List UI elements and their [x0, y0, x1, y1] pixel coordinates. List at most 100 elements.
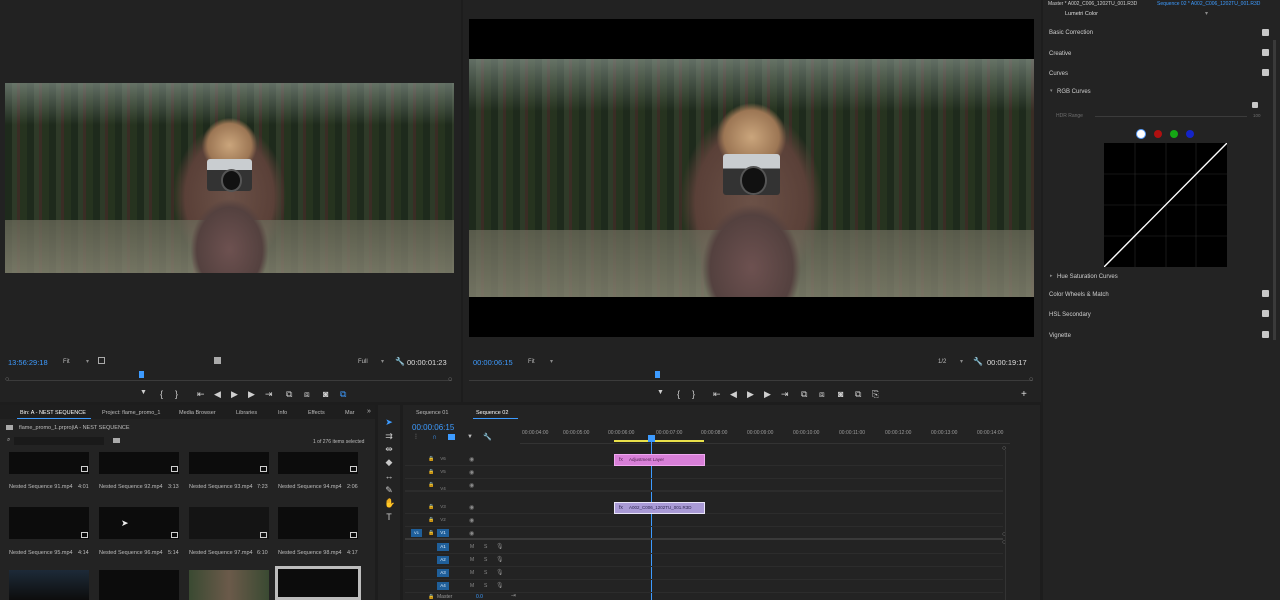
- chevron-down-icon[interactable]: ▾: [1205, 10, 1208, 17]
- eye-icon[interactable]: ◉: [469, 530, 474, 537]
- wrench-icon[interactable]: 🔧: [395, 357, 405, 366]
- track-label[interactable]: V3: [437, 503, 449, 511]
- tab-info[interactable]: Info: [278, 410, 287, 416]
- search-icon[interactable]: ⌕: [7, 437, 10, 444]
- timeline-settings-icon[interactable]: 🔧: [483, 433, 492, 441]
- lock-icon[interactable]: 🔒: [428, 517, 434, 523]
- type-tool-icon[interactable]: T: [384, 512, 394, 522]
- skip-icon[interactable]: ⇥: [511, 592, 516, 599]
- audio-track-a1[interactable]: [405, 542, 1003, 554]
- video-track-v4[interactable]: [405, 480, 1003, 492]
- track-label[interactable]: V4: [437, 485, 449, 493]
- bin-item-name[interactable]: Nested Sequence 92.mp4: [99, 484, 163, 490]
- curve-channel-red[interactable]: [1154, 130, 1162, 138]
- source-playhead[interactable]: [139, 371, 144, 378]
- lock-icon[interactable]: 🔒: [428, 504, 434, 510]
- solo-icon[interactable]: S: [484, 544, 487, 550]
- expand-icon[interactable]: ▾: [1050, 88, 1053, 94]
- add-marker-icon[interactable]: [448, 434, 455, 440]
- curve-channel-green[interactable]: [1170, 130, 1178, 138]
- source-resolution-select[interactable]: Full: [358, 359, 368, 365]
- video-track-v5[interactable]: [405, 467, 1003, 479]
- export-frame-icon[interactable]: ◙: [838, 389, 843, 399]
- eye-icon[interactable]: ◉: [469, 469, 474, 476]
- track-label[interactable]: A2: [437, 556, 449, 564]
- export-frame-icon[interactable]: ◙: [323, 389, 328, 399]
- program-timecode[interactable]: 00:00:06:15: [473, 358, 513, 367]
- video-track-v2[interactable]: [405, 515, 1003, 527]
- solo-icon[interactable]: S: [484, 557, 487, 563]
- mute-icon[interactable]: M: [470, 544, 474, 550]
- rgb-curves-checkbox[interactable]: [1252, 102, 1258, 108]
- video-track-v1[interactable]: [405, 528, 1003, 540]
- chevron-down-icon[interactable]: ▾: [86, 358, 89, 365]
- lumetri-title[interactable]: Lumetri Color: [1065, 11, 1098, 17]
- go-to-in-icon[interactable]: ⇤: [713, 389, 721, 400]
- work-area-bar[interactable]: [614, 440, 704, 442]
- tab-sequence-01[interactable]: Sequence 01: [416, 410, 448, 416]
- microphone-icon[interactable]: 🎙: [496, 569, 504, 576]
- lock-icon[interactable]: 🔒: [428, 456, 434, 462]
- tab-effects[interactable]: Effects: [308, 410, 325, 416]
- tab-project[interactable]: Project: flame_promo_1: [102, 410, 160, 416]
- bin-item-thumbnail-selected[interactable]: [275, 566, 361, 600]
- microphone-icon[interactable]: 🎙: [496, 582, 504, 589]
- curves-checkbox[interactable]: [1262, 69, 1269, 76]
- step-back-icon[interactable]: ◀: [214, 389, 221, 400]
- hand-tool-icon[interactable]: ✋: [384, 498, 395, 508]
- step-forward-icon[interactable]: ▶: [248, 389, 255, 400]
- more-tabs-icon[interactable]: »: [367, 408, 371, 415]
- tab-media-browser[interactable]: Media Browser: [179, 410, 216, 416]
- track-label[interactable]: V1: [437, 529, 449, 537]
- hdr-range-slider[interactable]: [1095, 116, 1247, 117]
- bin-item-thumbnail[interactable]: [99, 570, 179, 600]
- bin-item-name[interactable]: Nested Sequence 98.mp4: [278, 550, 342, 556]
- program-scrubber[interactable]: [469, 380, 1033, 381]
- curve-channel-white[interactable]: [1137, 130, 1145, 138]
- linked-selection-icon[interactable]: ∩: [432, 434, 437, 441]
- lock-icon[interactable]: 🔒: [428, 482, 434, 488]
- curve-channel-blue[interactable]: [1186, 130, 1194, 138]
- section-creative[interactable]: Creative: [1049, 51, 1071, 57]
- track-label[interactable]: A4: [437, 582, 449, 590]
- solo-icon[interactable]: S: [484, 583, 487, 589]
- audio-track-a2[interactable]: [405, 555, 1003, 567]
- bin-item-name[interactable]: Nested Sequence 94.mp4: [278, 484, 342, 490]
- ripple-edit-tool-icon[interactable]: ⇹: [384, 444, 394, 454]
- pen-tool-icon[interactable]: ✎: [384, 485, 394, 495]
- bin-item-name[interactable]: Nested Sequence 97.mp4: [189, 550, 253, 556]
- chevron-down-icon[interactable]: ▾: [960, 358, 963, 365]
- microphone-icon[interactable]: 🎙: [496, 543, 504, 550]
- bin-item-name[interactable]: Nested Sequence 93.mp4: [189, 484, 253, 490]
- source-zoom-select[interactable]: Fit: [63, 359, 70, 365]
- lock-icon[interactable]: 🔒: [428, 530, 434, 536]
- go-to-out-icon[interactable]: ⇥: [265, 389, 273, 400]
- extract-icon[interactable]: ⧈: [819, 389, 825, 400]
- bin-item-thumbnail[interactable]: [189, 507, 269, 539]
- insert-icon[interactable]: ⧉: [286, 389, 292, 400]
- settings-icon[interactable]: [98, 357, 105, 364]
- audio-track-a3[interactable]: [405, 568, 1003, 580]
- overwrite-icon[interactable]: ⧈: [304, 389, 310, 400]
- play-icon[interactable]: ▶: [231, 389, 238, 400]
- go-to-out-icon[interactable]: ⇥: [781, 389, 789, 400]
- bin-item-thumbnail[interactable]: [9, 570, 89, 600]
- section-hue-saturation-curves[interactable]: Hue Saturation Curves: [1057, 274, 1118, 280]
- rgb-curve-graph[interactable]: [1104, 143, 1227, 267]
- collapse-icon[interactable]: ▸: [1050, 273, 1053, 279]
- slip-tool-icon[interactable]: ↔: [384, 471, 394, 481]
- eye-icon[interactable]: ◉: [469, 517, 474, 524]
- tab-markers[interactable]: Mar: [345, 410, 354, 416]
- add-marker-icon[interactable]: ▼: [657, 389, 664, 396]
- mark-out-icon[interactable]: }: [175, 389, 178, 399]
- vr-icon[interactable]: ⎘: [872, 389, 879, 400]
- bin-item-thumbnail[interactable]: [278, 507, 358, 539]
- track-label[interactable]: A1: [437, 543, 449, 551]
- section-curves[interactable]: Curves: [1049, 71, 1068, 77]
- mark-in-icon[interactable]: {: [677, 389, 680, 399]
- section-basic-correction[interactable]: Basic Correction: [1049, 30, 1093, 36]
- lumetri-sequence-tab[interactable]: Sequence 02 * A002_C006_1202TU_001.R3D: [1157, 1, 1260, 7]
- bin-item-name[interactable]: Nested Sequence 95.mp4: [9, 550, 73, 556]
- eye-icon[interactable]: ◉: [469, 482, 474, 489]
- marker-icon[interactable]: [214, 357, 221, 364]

========================================

__AIM OF THE EXERCISE__
Render every line of the material above as a Markdown table with the columns Row and Line, numbering the rows and skipping blank lines. Omit the pictures.

__SOLUTION TO THE EXERCISE__
| Row | Line |
|---|---|
| 1 | List UI elements and their [x0, y0, x1, y1] pixel coordinates. List at most 100 elements. |
| 2 | - chevron-down-icon[interactable]: ▾: [1205, 10, 1208, 17] |
| 3 | - eye-icon[interactable]: ◉: [469, 530, 474, 537] |
| 4 | - wrench-icon[interactable]: 🔧: [395, 357, 405, 366] |
| 5 | - track-label[interactable]: V3: [437, 503, 449, 511] |
| 6 | - tab-info[interactable]: Info: [278, 410, 287, 416] |
| 7 | - search-icon[interactable]: ⌕: [7, 437, 10, 444] |
| 8 | - timeline-settings-icon[interactable]: 🔧: [483, 433, 492, 441] |
| 9 | - lock-icon[interactable]: 🔒: [428, 517, 434, 523] |
| 10 | - type-tool-icon[interactable]: T: [384, 512, 394, 522] |
| 11 | - skip-icon[interactable]: ⇥: [511, 592, 516, 599] |
| 12 | - audio-track-a1[interactable]: [405, 542, 1003, 554] |
| 13 | - video-track-v4[interactable]: [405, 480, 1003, 492] |
| 14 | - track-label[interactable]: V4: [437, 485, 449, 493] |
| 15 | - bin-item-name[interactable]: Nested Sequence 92.mp4: [99, 484, 163, 490] |
| 16 | - curve-channel-red[interactable]: [1154, 130, 1162, 138] |
| 17 | - source-playhead[interactable]: [139, 371, 144, 378] |
| 18 | - lock-icon[interactable]: 🔒: [428, 504, 434, 510] |
| 19 | - solo-icon[interactable]: S: [484, 544, 487, 550] |
| 20 | - expand-icon[interactable]: ▾: [1050, 88, 1053, 94] |
| 21 | - add-marker-icon[interactable]: [448, 434, 455, 440] |
| 22 | - curve-channel-green[interactable]: [1170, 130, 1178, 138] |
| 23 | - source-resolution-select[interactable]: Full: [358, 359, 368, 365] |
| 24 | - video-track-v5[interactable]: [405, 467, 1003, 479] |
| 25 | - export-frame-icon[interactable]: ◙: [838, 389, 843, 399] |
| 26 | - eye-icon[interactable]: ◉: [469, 469, 474, 476] |
| 27 | - track-label[interactable]: A2: [437, 556, 449, 564] |
| 28 | - export-frame-icon[interactable]: ◙: [323, 389, 328, 399] |
| 29 | - program-timecode[interactable]: 00:00:06:15: [473, 358, 513, 367] |
| 30 | - video-track-v2[interactable]: [405, 515, 1003, 527] |
| 31 | - solo-icon[interactable]: S: [484, 557, 487, 563] |
| 32 | - mute-icon[interactable]: M: [470, 544, 474, 550] |
| 33 | - rgb-curves-checkbox[interactable]: [1252, 102, 1258, 108] |
| 34 | - video-track-v1[interactable]: [405, 528, 1003, 540] |
| 35 | - chevron-down-icon[interactable]: ▾: [86, 358, 89, 365] |
| 36 | - lumetri-title[interactable]: Lumetri Color: [1065, 11, 1098, 17] |
| 37 | - go-to-in-icon[interactable]: ⇤: [713, 389, 721, 400] |
| 38 | - work-area-bar[interactable]: [614, 440, 704, 442] |
| 39 | - tab-sequence-01[interactable]: Sequence 01: [416, 410, 448, 416] |
| 40 | - microphone-icon[interactable]: 🎙: [496, 569, 504, 576] |
| 41 | - lock-icon[interactable]: 🔒: [428, 456, 434, 462] |
| 42 | - tab-effects[interactable]: Effects: [308, 410, 325, 416] |
| 43 | - tab-project[interactable]: Project: flame_promo_1: [102, 410, 160, 416] |
| 44 | - bin-item-thumbnail-selected[interactable]: [275, 566, 361, 600] |
| 45 | - microphone-icon[interactable]: 🎙: [496, 582, 504, 589] |
| 46 | - curves-checkbox[interactable]: [1262, 69, 1269, 76] |
| 47 | - step-back-icon[interactable]: ◀: [214, 389, 221, 400] |
| 48 | - hand-tool-icon[interactable]: ✋: [384, 498, 395, 508] |
| 49 | - step-forward-icon[interactable]: ▶: [248, 389, 255, 400] |
| 50 | - more-tabs-icon[interactable]: »: [367, 408, 371, 415] |
| 51 | - tab-media-browser[interactable]: Media Browser: [179, 410, 216, 416] |
| 52 | - track-label[interactable]: V1: [437, 529, 449, 537] |
| 53 | - hdr-range-slider[interactable]: [1095, 116, 1247, 117] |
| 54 | - bin-item-thumbnail[interactable]: [99, 570, 179, 600] |
| 55 | - bin-item-name[interactable]: Nested Sequence 98.mp4: [278, 550, 342, 556] |
| 56 | - program-scrubber[interactable]: [469, 380, 1033, 381] |
| 57 | - curve-channel-white[interactable]: [1137, 130, 1145, 138] |
| 58 | - linked-selection-icon[interactable]: ∩: [432, 434, 437, 441] |
| 59 | - lock-icon[interactable]: 🔒: [428, 482, 434, 488] |
| 60 | - curve-channel-blue[interactable]: [1186, 130, 1194, 138] |
| 61 | - section-creative[interactable]: Creative: [1049, 51, 1071, 57] |
| 62 | - track-label[interactable]: A4: [437, 582, 449, 590] |
| 63 | - solo-icon[interactable]: S: [484, 583, 487, 589] |
| 64 | - audio-track-a2[interactable]: [405, 555, 1003, 567] |
| 65 | - bin-item-name[interactable]: Nested Sequence 94.mp4: [278, 484, 342, 490] |
| 66 | - ripple-edit-tool-icon[interactable]: ⇹: [384, 444, 394, 454] |
| 67 | - pen-tool-icon[interactable]: ✎: [384, 485, 394, 495] |
| 68 | - bin-item-name[interactable]: Nested Sequence 97.mp4: [189, 550, 253, 556] |
| 69 | - chevron-down-icon[interactable]: ▾: [960, 358, 963, 365] |
| 70 | - microphone-icon[interactable]: 🎙: [496, 543, 504, 550] |
| 71 | - bin-item-name[interactable]: Nested Sequence 93.mp4: [189, 484, 253, 490] |
| 72 | - source-zoom-select[interactable]: Fit: [63, 359, 70, 365] |
| 73 | - lock-icon[interactable]: 🔒: [428, 530, 434, 536] |
| 74 | - go-to-out-icon[interactable]: ⇥: [265, 389, 273, 400] |
| 75 | - extract-icon[interactable]: ⧈: [819, 389, 825, 400] |
| 76 | - bin-item-thumbnail[interactable]: [189, 507, 269, 539] |
| 77 | - insert-icon[interactable]: ⧉: [286, 389, 292, 400] |
| 78 | - settings-icon[interactable]: [98, 357, 105, 364] |
| 79 | - audio-track-a3[interactable]: [405, 568, 1003, 580] |
| 80 | - overwrite-icon[interactable]: ⧈: [304, 389, 310, 400] |
| 81 | - play-icon[interactable]: ▶: [231, 389, 238, 400] |
| 82 | - go-to-out-icon[interactable]: ⇥: [781, 389, 789, 400] |
| 83 | - bin-item-thumbnail[interactable]: [9, 570, 89, 600] |
| 84 | - section-hue-saturation-curves[interactable]: Hue Saturation Curves: [1057, 274, 1118, 280] |
| 85 | - rgb-curve-graph[interactable]: [1104, 143, 1227, 267] |
| 86 | - collapse-icon[interactable]: ▸: [1050, 273, 1053, 279] |
| 87 | - slip-tool-icon[interactable]: ↔: [384, 471, 394, 481] |
| 88 | - eye-icon[interactable]: ◉: [469, 517, 474, 524] |
| 89 | - tab-markers[interactable]: Mar: [345, 410, 354, 416] |
| 90 | - add-marker-icon[interactable]: ▼: [657, 389, 664, 396] |
| 91 | - mark-out-icon[interactable]: }: [175, 389, 178, 399] |
| 92 | - vr-icon[interactable]: ⎘: [872, 389, 879, 400] |
| 93 | - bin-item-thumbnail[interactable]: [278, 507, 358, 539] |
| 94 | - track-label[interactable]: A1: [437, 543, 449, 551] |
| 95 | - section-curves[interactable]: Curves: [1049, 71, 1068, 77] |
| 96 | - mark-in-icon[interactable]: {: [677, 389, 680, 399] |
| 97 | - section-basic-correction[interactable]: Basic Correction: [1049, 30, 1093, 36] |
| 98 | - lumetri-sequence-tab[interactable]: Sequence 02 * A002_C006_1202TU_001.R3D: [1157, 1, 1260, 7] |
| 99 | - bin-item-name[interactable]: Nested Sequence 95.mp4: [9, 550, 73, 556] |
| 100 | - eye-icon[interactable]: ◉: [469, 482, 474, 489] |
| 101 | - marker-icon[interactable]: [214, 357, 221, 364] |